** BEGIN **

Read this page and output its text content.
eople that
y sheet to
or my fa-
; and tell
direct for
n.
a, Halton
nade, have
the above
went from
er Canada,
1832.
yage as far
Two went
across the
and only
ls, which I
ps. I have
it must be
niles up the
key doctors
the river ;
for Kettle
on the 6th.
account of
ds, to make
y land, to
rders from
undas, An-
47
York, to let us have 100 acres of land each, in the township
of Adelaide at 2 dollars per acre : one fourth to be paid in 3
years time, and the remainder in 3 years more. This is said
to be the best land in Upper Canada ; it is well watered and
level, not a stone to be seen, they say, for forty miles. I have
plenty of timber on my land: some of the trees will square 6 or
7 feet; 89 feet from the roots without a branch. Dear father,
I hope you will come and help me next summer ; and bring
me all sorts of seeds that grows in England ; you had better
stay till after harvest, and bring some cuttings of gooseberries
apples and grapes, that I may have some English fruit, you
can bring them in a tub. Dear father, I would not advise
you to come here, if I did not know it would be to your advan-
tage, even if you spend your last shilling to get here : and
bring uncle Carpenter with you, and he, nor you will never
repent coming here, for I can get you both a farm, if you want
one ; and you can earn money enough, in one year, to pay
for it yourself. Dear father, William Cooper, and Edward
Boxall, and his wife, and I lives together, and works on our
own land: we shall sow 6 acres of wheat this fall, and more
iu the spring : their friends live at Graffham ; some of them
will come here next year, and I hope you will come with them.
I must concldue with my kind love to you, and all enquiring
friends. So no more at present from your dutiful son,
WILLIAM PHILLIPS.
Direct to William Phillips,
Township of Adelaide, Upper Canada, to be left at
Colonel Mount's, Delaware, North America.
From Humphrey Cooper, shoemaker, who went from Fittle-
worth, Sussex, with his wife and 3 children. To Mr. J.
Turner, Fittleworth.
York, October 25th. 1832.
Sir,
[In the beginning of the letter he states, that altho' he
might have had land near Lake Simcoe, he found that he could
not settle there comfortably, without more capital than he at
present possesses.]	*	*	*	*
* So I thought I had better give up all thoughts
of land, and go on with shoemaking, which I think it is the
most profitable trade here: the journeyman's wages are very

** END **
** BEGIN **

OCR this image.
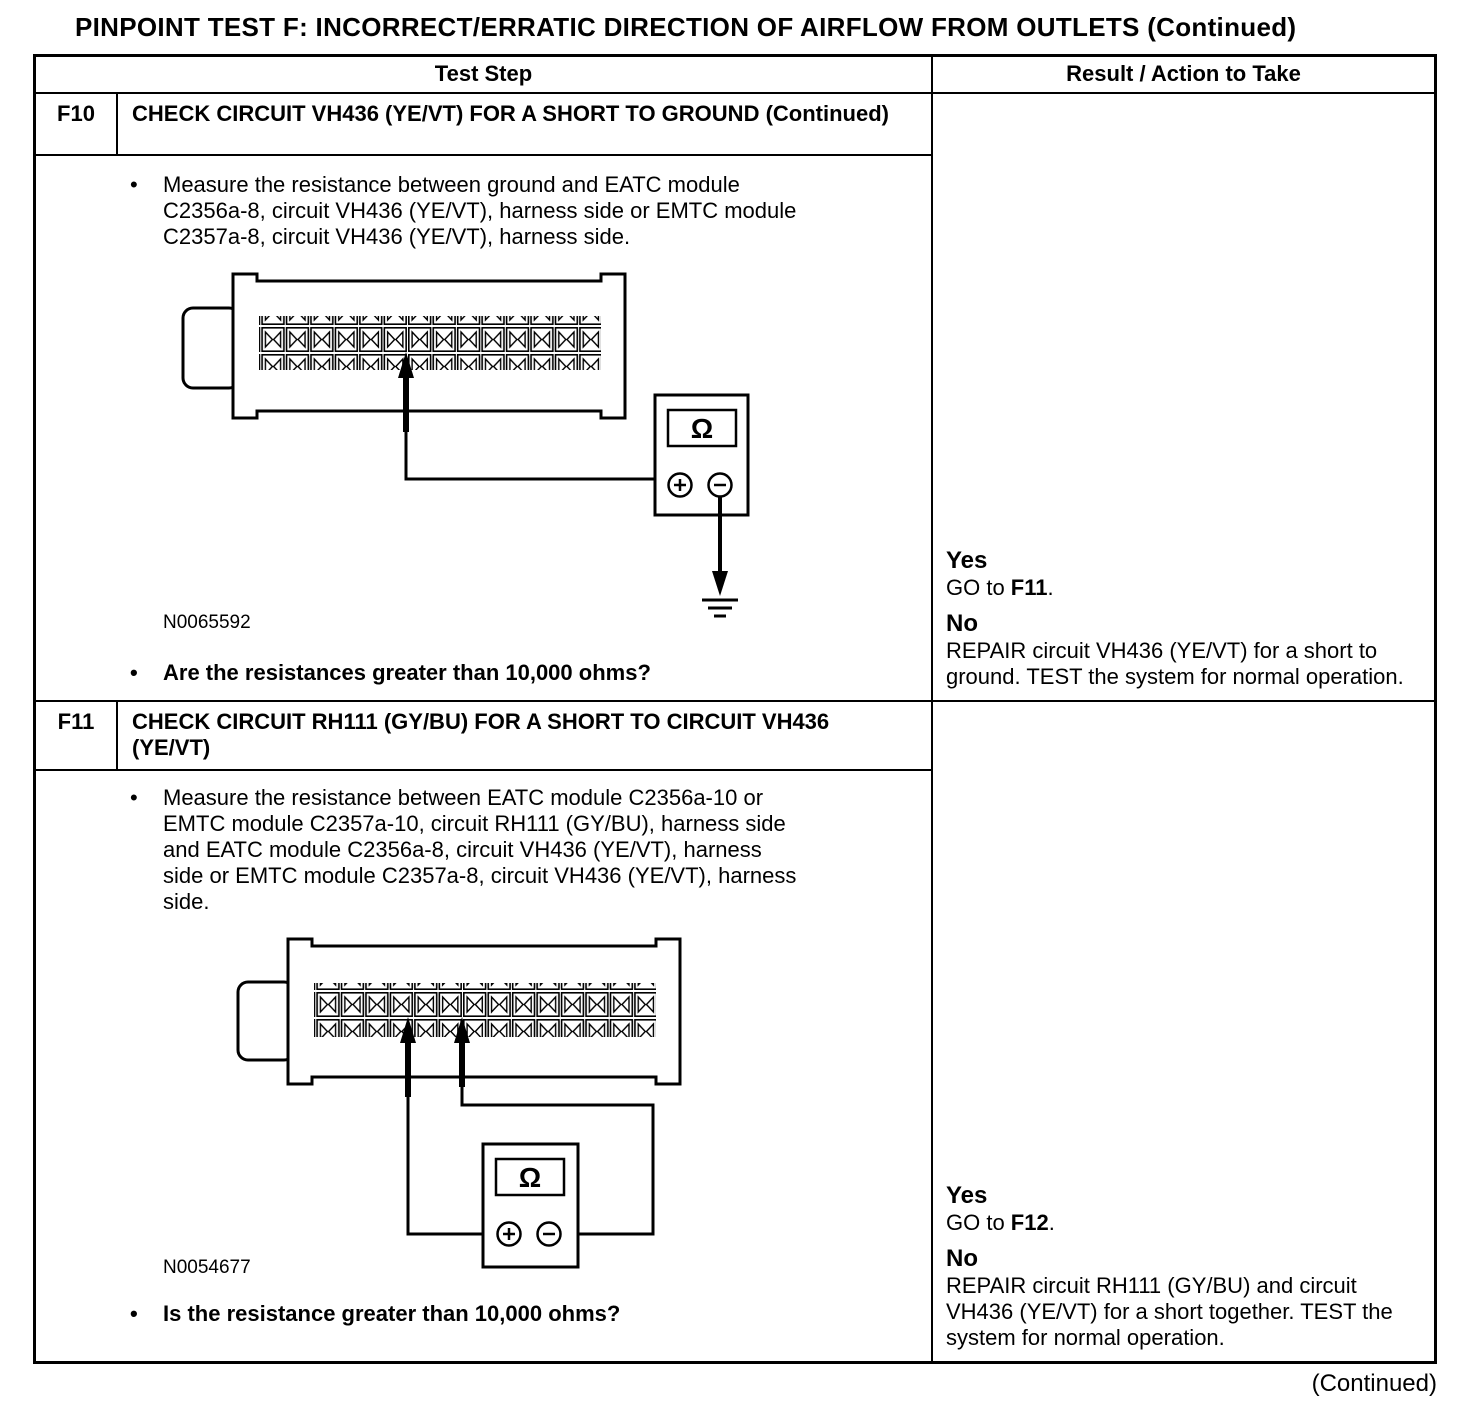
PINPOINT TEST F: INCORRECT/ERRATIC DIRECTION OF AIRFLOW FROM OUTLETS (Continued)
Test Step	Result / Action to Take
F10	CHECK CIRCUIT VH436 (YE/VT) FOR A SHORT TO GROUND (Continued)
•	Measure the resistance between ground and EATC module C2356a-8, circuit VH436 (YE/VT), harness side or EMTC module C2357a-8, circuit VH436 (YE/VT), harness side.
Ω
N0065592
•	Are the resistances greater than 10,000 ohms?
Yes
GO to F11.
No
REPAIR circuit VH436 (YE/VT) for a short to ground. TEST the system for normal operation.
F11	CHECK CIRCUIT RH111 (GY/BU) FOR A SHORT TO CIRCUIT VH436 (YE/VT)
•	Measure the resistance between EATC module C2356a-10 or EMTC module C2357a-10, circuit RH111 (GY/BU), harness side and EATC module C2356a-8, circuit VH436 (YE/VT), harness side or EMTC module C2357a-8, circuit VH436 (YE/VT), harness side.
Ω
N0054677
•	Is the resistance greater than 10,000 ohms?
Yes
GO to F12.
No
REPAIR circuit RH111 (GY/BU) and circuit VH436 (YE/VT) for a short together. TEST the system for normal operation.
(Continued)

** END **

Locate the lines above that contain "would" and copy them.

can bring them in a tub. Dear father, I would not advise
you to come here, if I did not know it would be to your advan-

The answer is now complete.